--- start INFORMATION SHOWN ---

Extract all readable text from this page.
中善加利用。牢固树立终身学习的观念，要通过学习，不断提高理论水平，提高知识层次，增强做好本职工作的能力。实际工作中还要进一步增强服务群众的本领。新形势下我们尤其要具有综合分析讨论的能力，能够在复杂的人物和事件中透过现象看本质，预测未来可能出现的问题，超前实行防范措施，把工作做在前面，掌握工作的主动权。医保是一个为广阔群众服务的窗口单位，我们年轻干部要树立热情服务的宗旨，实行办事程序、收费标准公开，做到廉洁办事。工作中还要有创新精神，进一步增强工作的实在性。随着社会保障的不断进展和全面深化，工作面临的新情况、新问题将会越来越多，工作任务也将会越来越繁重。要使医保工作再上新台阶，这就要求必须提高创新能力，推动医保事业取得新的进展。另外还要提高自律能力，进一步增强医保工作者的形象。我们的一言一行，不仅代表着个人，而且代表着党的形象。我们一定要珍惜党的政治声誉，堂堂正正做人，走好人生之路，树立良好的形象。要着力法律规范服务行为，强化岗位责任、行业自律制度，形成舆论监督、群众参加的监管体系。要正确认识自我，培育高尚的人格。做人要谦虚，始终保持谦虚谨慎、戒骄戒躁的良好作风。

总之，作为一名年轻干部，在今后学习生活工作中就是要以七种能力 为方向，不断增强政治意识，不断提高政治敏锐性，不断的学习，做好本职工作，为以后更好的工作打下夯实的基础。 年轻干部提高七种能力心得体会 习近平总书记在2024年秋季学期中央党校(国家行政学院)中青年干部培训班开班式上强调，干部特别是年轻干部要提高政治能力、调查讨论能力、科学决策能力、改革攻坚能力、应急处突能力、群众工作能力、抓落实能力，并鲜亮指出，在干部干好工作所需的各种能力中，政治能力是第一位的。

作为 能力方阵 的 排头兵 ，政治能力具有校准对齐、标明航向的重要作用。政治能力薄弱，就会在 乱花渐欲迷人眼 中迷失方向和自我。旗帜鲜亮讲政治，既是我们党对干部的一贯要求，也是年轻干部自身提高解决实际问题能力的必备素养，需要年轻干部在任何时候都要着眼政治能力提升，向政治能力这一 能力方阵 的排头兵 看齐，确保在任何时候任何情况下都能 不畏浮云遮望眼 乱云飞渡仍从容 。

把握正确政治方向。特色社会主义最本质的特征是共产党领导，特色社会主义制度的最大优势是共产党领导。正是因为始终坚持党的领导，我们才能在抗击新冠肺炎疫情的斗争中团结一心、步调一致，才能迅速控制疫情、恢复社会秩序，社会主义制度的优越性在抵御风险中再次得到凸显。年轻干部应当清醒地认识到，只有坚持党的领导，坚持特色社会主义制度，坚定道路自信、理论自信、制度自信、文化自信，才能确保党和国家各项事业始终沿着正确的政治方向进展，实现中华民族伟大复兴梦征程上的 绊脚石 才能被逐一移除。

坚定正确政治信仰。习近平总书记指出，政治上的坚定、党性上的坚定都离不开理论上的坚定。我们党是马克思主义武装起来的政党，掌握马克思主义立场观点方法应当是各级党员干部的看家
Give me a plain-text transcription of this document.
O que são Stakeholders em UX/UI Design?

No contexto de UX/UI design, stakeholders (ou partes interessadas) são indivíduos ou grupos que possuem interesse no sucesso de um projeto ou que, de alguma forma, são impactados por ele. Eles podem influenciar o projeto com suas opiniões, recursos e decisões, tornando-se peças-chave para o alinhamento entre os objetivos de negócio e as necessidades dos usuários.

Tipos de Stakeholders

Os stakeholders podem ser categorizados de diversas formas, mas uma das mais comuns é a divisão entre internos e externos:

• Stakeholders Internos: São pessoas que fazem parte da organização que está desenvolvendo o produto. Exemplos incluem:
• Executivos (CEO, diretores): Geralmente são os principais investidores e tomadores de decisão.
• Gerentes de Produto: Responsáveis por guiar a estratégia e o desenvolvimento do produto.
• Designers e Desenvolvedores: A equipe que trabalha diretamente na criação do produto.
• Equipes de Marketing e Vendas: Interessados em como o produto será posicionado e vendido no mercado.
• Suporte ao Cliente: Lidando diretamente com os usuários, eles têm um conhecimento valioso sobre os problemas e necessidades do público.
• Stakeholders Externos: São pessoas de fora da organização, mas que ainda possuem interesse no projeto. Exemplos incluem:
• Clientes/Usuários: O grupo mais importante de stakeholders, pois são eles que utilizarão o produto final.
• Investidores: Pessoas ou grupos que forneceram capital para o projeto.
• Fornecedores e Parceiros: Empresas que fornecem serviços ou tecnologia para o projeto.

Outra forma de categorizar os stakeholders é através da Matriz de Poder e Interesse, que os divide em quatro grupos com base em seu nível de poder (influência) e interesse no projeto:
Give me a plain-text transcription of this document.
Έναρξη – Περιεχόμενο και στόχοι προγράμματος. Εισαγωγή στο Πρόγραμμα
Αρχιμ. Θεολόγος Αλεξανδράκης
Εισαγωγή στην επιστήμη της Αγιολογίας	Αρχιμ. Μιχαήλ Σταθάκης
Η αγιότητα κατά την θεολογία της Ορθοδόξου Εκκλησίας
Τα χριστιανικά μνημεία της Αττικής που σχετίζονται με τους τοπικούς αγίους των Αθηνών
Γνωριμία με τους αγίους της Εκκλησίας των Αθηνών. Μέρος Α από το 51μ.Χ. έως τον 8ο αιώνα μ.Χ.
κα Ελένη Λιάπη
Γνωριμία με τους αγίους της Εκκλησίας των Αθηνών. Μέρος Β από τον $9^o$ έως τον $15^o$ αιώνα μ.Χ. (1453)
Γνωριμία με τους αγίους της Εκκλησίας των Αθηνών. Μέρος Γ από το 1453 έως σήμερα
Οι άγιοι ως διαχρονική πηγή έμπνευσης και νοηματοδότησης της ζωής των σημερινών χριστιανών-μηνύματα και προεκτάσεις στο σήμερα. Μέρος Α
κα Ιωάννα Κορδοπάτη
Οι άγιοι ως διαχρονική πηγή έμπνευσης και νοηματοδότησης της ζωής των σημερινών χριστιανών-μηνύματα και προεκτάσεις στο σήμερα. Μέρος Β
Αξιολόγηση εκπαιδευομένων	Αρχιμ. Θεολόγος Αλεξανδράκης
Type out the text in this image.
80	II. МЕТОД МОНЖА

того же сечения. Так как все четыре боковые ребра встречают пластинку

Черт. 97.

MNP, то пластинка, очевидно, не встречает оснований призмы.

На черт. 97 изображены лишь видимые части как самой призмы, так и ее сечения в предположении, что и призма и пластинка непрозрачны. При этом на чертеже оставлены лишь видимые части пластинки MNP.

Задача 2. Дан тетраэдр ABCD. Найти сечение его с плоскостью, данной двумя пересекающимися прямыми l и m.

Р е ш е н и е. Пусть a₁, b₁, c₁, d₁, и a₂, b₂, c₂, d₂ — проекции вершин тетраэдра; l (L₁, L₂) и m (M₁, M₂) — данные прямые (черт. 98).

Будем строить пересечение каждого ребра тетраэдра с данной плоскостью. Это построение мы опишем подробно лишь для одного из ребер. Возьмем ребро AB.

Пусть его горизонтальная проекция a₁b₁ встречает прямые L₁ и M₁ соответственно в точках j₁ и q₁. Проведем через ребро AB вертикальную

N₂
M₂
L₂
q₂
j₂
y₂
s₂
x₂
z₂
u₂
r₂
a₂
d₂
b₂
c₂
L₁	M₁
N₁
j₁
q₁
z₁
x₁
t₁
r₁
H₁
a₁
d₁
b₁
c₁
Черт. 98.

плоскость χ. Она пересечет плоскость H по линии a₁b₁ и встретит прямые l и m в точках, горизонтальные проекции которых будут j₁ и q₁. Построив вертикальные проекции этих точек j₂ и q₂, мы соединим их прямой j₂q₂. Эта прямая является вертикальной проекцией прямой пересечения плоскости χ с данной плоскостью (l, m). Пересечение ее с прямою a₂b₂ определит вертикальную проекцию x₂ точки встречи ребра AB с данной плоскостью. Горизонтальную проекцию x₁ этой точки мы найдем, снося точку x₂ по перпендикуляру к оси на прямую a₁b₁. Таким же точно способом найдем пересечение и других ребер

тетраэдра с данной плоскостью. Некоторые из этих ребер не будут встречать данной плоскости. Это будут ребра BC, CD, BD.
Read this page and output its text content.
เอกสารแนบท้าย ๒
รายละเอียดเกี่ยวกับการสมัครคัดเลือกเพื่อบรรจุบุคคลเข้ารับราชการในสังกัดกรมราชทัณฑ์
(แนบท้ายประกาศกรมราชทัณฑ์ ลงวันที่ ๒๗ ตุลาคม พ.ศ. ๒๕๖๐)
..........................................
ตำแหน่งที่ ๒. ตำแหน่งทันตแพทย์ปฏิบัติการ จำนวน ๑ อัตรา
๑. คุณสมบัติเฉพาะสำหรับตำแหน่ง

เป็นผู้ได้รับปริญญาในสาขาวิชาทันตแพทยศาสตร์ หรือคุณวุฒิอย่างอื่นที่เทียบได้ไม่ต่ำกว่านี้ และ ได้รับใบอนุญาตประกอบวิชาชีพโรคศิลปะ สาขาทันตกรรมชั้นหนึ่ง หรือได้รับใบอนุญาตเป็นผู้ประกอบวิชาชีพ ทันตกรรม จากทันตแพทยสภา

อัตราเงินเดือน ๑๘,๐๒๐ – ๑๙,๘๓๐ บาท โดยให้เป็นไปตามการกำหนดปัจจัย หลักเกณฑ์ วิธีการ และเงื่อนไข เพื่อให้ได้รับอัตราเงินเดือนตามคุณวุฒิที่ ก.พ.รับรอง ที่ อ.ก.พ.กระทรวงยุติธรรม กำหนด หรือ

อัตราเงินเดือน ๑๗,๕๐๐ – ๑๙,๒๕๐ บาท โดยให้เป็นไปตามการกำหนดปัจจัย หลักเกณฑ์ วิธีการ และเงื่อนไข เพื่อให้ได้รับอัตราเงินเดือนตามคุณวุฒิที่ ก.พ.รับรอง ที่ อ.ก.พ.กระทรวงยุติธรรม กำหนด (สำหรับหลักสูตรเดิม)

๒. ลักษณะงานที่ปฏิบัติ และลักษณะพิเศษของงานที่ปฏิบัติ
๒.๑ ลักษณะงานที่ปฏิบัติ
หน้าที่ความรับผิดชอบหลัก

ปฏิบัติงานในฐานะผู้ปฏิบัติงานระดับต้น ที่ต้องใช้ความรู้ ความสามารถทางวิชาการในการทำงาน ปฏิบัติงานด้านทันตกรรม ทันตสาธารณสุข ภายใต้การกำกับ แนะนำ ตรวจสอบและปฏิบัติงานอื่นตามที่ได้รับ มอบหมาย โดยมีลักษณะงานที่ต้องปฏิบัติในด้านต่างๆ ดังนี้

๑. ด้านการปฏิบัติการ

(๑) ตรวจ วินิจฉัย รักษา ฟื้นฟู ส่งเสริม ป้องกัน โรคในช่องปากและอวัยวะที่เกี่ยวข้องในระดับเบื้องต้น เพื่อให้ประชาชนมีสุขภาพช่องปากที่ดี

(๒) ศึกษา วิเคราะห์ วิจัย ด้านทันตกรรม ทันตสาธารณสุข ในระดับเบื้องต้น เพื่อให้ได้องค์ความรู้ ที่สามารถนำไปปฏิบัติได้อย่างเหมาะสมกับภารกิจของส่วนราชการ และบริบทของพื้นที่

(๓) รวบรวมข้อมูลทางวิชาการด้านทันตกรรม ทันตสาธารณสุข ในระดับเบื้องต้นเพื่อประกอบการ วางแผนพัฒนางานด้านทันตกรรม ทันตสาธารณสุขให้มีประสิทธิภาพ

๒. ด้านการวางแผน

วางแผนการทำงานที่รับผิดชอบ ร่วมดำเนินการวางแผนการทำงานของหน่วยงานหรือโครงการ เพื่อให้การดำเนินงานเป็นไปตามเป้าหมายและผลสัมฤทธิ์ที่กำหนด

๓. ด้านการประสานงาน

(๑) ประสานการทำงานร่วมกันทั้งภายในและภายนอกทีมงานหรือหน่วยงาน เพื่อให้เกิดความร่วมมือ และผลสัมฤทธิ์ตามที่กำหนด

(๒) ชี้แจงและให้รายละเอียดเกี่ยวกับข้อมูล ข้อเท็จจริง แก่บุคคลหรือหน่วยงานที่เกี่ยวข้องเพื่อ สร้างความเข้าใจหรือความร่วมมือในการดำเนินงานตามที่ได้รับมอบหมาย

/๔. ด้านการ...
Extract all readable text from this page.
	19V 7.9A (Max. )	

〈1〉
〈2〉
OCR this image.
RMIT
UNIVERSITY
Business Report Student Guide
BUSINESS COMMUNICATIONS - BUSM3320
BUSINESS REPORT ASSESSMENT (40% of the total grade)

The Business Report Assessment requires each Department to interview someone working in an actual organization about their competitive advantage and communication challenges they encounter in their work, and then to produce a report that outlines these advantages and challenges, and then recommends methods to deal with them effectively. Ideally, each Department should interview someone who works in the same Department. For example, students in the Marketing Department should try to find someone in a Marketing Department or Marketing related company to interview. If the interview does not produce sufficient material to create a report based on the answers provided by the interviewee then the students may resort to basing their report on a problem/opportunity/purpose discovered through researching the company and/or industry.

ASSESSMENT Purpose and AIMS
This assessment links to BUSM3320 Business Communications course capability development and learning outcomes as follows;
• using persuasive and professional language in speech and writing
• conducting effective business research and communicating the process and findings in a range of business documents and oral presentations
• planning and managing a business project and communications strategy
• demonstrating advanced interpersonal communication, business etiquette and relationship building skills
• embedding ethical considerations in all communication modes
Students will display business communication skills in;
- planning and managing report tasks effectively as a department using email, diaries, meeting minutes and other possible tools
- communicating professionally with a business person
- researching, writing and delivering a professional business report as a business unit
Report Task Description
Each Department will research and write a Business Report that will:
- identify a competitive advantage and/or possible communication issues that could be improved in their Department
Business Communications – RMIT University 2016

--- end INFORMATION SHOWN ---

▶ **WORK TO DO**:
Which lines contain "τους"? Show each of them.

▶ **RESULT BELOW**:
Τα χριστιανικά μνημεία της Αττικής που σχετίζονται με τους τοπικούς αγίους των Αθηνών
Γνωριμία με τους αγίους της Εκκλησίας των Αθηνών. Μέρος Α από το 51μ.Χ. έως τον 8ο αιώνα μ.Χ.
Γνωριμία με τους αγίους της Εκκλησίας των Αθηνών. Μέρος Β από τον $9^o$ έως τον $15^o$ αιώνα μ.Χ. (1453)
Γνωριμία με τους αγίους της Εκκλησίας των Αθηνών. Μέρος Γ από το 1453 έως σήμερα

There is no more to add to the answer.